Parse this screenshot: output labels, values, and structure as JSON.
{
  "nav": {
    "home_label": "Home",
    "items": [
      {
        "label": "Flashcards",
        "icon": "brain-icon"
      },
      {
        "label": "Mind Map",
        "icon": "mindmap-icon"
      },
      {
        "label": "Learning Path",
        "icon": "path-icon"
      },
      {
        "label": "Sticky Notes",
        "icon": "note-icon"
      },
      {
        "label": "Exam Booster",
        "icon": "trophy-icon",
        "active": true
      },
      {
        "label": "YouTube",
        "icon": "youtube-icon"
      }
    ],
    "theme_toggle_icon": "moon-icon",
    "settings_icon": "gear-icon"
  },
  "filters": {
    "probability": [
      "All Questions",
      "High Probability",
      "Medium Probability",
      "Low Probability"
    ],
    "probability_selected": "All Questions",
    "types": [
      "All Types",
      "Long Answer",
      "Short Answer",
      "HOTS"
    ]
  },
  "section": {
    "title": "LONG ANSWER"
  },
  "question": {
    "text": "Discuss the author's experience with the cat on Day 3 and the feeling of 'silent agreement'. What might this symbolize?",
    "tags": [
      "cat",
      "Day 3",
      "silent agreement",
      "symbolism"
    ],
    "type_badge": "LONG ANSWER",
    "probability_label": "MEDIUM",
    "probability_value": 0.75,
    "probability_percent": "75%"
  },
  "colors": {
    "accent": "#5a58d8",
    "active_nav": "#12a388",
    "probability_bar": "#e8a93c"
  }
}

Task objective: Read the data above and pull out each line that holds the string "Questions".

Written reply:
      "All Questions",
    "probability_selected": "All Questions",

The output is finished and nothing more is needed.